Written problem
Gather all lines with "this" from the records.

Dataset entries
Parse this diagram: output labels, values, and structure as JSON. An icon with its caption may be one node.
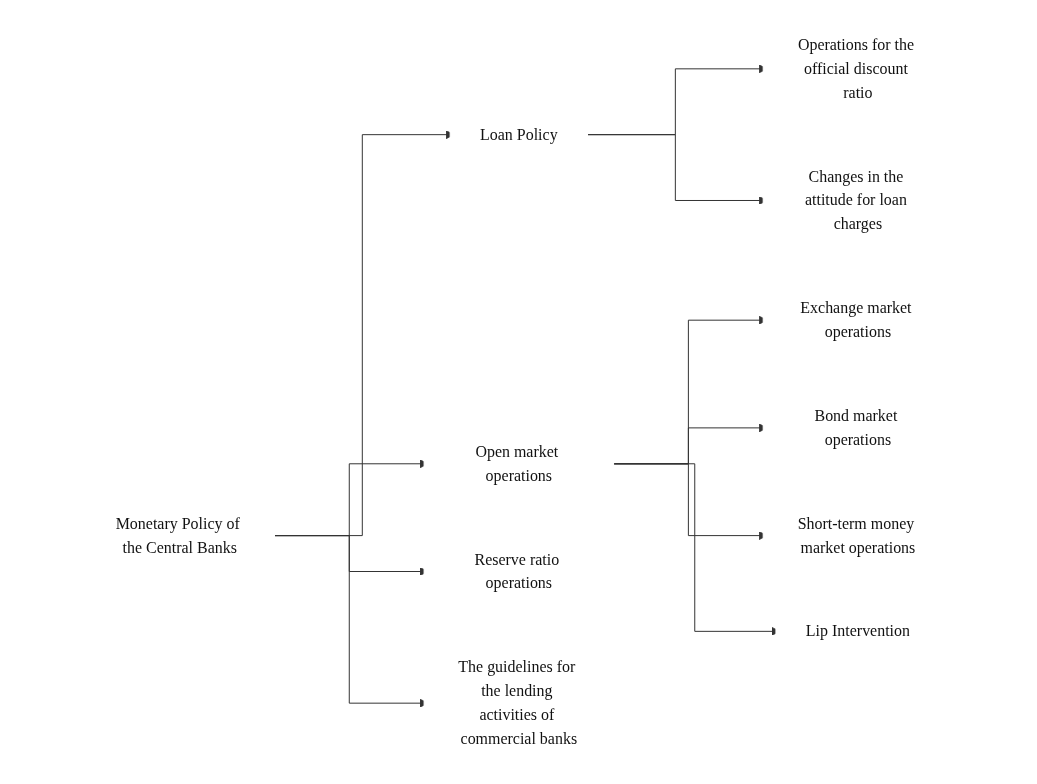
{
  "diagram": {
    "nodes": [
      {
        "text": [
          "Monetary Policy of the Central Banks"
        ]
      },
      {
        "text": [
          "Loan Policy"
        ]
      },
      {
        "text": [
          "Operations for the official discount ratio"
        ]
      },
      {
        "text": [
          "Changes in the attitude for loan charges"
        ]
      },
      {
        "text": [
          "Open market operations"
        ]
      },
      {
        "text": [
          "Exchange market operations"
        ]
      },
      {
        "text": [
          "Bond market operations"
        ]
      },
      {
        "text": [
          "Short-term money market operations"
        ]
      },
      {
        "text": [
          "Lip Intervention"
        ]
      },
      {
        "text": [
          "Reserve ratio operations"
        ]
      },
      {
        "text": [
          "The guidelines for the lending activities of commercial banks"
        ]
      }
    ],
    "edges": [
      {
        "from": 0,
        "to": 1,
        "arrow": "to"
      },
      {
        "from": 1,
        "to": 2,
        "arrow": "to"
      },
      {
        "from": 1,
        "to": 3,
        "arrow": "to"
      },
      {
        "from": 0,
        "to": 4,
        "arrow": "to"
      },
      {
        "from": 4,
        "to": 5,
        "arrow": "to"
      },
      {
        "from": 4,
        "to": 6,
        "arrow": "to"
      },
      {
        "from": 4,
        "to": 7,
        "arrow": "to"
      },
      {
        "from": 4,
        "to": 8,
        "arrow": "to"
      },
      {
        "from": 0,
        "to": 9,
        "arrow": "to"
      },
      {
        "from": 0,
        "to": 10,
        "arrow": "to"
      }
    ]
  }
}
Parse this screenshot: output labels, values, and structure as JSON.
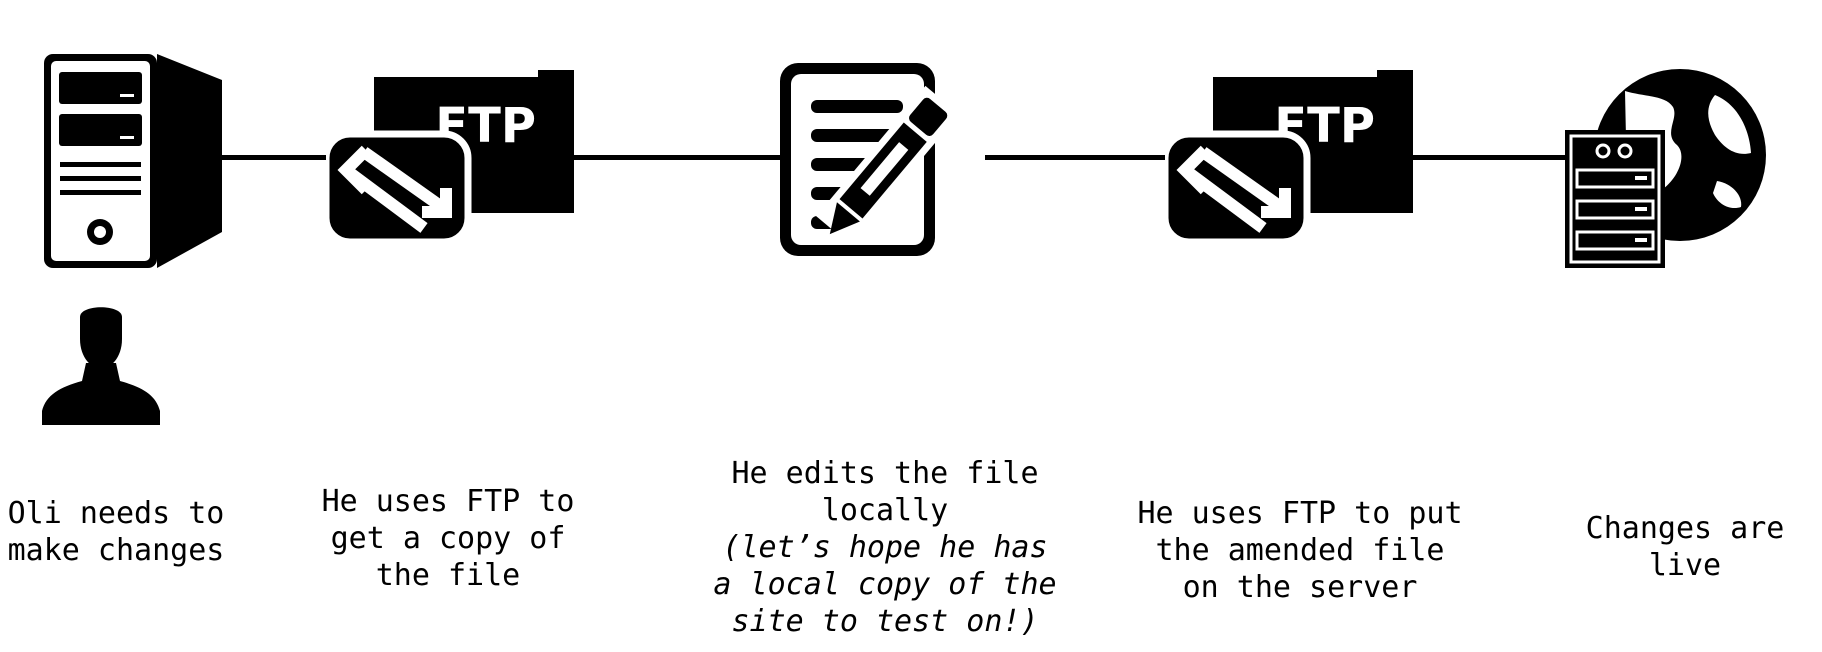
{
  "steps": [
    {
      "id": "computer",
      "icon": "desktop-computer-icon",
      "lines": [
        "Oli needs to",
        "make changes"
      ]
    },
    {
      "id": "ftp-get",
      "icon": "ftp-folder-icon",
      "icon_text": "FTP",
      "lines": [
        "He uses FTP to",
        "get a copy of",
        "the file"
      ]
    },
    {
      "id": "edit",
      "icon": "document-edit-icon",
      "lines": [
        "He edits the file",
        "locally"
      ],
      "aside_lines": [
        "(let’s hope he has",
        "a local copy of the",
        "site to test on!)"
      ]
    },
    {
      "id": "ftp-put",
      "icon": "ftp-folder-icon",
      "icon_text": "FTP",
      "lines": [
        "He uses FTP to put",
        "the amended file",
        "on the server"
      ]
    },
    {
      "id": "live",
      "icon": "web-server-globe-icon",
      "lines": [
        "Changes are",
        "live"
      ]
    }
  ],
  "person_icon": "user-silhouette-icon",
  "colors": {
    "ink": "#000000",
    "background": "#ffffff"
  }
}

Complete response
Parse this diagram: output labels, values, and structure as JSON. An icon with its caption may be one node.
Parse this screenshot: output labels, values, and structure as JSON.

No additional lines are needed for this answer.